**Given task:** Extract every line that includes the string "nhau".
═════ Input data ═════
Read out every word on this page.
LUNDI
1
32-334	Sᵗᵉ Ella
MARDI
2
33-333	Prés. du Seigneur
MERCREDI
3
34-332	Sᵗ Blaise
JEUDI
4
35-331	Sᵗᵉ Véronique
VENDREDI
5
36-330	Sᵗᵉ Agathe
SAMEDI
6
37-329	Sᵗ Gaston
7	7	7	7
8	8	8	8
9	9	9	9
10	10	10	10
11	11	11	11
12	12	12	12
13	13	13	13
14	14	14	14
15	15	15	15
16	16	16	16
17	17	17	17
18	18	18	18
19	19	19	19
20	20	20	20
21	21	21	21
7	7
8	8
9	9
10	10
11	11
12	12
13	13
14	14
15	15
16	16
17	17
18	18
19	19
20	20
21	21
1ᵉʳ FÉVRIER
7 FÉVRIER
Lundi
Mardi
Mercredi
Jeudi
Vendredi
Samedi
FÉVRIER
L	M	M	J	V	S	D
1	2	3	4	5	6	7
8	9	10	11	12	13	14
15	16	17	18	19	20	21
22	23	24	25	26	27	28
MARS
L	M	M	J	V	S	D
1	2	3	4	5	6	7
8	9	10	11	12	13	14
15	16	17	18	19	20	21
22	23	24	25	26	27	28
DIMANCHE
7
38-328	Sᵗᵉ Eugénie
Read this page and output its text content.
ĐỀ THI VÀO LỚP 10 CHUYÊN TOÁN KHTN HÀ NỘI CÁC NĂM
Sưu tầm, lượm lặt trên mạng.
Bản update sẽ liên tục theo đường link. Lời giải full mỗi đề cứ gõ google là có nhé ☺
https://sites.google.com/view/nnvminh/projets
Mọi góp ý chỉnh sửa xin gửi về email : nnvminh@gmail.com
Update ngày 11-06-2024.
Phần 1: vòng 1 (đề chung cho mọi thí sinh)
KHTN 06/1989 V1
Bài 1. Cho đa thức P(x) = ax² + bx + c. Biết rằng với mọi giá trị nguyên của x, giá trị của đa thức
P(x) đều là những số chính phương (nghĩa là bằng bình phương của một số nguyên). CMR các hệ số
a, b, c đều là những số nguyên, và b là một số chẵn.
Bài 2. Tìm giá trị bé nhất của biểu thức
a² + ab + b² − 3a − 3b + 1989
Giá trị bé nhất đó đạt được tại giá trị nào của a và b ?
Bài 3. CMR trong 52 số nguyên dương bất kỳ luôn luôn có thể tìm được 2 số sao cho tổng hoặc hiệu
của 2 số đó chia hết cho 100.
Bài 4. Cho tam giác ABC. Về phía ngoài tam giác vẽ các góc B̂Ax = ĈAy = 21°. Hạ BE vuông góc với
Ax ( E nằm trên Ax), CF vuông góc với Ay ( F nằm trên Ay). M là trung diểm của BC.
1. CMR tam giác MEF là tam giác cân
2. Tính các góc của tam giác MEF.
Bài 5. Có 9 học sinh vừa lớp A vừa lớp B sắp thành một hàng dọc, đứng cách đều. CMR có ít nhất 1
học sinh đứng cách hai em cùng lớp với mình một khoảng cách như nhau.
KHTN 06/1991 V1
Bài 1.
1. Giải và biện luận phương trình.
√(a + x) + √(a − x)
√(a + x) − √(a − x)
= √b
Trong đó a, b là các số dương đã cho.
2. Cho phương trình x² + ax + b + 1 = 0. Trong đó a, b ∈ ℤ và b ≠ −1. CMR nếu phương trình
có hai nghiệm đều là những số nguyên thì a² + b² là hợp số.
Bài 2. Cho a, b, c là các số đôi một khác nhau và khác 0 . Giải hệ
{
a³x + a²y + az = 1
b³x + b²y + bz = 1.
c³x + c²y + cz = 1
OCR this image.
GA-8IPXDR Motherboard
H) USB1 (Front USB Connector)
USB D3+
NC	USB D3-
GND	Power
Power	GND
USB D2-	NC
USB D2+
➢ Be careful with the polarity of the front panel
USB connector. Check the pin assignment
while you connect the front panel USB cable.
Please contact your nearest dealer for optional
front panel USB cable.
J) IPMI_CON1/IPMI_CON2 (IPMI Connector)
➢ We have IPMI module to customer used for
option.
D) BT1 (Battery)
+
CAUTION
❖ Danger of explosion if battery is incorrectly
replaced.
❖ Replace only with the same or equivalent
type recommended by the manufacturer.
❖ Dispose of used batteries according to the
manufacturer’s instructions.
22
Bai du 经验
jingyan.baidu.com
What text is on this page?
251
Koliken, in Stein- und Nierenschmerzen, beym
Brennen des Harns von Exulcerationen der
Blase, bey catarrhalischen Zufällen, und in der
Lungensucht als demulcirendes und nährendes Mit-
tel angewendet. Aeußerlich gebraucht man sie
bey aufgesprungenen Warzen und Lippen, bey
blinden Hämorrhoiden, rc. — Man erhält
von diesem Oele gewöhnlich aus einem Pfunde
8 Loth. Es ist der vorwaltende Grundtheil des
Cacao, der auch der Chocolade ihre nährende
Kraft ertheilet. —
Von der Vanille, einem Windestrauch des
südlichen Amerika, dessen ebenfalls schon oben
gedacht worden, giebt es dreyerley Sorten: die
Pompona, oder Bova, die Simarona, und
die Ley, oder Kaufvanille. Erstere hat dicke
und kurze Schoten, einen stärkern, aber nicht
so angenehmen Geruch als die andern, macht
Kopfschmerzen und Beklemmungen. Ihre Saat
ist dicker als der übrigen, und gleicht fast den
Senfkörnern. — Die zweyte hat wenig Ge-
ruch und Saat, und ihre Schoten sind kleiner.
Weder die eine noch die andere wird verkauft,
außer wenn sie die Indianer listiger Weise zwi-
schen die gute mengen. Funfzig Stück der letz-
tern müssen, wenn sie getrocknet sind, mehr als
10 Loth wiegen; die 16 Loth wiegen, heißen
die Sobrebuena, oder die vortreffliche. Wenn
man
═════
**Result of the exercise:**
học sinh đứng cách hai em cùng lớp với mình một khoảng cách như nhau.
Bài 2. Cho a, b, c là các số đôi một khác nhau và khác 0 . Giải hệ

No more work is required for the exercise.